> **What is needed**:
How many lines of the data include the string "Курской"? State the number and nothing else.

=== Excerpted data ===

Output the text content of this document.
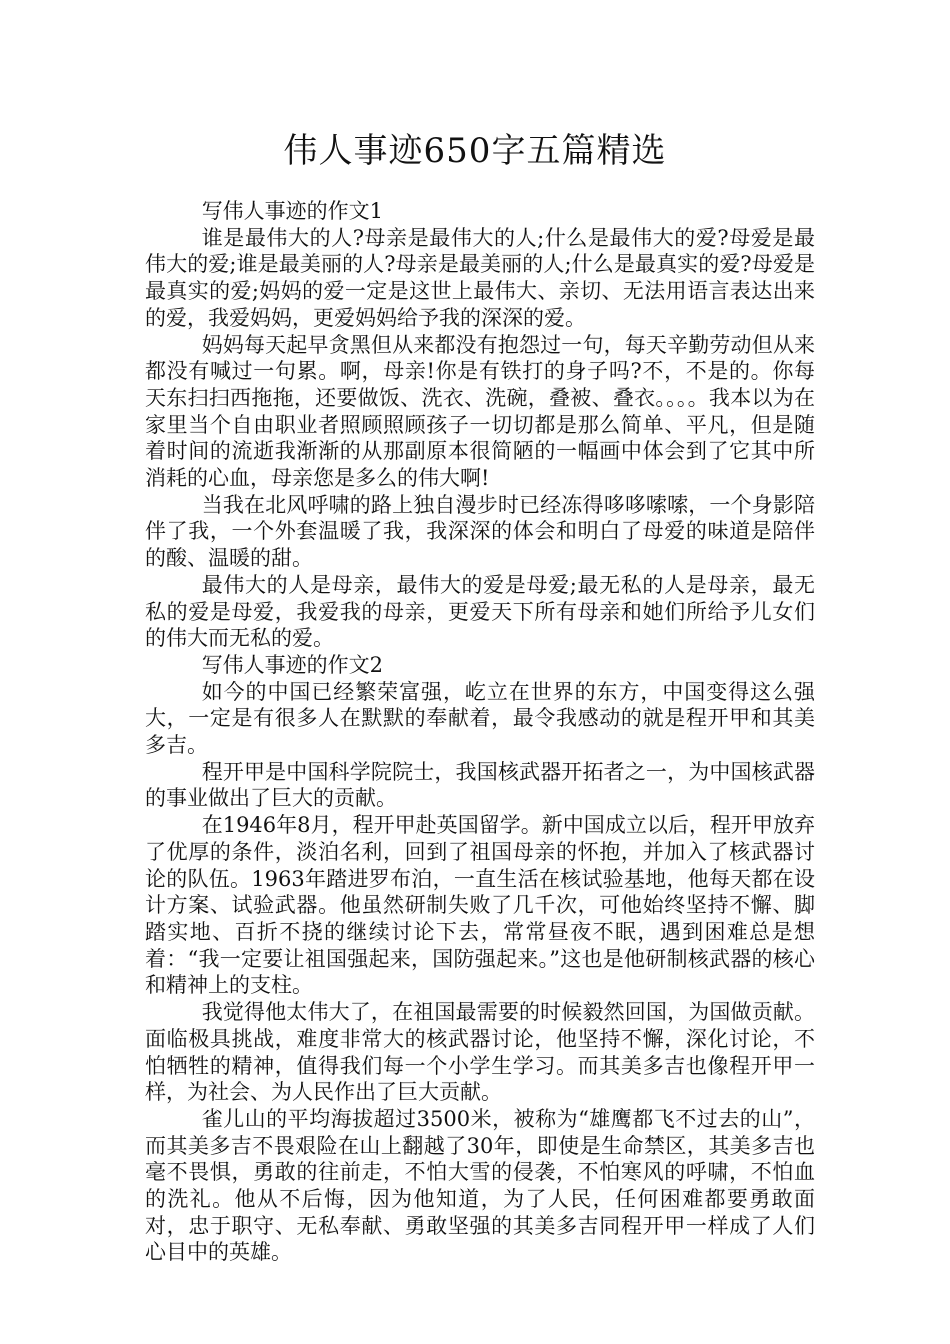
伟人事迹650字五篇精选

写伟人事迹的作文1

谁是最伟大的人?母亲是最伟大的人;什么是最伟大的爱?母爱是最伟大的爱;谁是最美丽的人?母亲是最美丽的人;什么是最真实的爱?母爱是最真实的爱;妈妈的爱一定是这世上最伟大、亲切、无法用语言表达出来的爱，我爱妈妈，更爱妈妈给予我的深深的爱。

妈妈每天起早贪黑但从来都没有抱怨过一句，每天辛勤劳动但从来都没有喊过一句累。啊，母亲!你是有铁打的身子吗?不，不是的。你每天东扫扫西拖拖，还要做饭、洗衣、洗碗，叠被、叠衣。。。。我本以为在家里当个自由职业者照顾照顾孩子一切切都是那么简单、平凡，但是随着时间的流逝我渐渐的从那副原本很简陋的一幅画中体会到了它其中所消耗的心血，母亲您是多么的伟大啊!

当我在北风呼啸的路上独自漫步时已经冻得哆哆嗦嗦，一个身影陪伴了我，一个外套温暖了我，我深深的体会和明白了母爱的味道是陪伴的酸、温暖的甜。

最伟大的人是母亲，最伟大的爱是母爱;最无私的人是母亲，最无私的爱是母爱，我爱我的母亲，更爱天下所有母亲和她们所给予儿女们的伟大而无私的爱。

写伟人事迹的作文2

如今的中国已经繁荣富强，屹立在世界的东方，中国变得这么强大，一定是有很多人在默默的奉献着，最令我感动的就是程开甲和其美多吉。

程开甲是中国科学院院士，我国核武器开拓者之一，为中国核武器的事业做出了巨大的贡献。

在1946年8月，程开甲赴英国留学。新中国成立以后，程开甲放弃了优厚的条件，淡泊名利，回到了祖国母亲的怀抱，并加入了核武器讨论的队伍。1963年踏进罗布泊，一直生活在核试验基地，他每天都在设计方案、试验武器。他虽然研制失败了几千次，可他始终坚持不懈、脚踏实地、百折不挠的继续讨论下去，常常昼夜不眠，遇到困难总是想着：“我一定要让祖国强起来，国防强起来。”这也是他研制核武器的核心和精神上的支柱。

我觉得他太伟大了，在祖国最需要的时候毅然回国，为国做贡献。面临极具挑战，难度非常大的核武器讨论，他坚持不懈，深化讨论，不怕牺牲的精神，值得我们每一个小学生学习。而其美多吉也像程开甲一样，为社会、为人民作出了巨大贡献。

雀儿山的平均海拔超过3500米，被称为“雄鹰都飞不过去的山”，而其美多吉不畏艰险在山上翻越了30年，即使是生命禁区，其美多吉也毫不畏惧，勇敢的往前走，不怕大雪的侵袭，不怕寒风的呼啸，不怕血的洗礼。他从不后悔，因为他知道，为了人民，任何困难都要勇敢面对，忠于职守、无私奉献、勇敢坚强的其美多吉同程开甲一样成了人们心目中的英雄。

===
=== Excerpted data ===

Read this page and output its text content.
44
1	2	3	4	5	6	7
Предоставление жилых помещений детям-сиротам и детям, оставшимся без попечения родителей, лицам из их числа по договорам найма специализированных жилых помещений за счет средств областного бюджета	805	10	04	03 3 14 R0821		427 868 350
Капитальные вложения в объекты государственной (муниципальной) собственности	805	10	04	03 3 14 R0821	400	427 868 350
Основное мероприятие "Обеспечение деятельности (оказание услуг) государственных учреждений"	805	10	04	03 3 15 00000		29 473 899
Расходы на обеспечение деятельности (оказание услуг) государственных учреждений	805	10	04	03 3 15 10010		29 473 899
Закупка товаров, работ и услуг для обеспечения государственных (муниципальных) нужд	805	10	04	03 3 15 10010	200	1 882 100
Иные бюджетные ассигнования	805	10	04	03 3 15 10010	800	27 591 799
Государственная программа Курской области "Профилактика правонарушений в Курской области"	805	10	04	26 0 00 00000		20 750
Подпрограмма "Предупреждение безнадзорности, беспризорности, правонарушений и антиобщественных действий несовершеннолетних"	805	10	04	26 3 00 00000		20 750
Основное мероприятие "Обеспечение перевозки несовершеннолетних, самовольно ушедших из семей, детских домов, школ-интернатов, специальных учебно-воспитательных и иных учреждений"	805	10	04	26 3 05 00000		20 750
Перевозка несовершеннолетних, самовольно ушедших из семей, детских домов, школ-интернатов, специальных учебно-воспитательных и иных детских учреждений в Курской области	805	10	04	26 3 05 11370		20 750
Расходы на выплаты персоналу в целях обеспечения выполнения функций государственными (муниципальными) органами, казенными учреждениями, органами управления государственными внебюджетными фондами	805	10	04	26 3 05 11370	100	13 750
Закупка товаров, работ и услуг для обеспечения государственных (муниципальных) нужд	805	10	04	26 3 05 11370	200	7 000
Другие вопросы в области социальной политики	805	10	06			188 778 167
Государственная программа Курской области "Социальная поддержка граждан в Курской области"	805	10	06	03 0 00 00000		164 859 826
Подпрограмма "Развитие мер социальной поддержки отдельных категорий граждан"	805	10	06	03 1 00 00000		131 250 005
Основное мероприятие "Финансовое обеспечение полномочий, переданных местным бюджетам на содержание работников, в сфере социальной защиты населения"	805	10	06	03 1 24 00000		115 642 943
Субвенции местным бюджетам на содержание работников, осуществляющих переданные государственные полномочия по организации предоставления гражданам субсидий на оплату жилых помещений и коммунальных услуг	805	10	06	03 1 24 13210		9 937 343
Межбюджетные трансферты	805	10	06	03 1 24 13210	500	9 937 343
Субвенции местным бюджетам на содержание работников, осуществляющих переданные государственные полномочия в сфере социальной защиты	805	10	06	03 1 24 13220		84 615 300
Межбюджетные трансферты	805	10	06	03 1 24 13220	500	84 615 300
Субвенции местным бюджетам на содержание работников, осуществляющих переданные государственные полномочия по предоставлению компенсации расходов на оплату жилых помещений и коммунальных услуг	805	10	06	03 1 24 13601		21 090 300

===
=== Excerpted data ===

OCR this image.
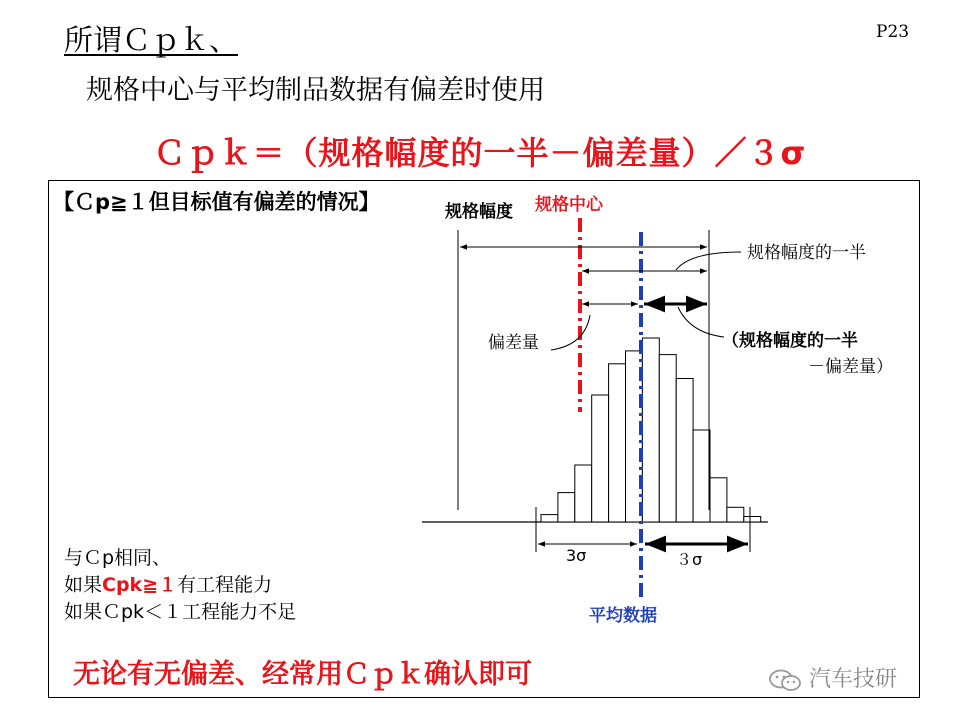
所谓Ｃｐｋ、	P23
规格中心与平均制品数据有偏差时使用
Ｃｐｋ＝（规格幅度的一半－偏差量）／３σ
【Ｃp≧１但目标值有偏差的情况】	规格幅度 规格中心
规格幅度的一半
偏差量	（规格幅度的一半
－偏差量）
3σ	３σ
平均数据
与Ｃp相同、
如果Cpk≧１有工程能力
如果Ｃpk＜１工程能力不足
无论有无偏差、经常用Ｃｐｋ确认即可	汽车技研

===

> **In response**:
3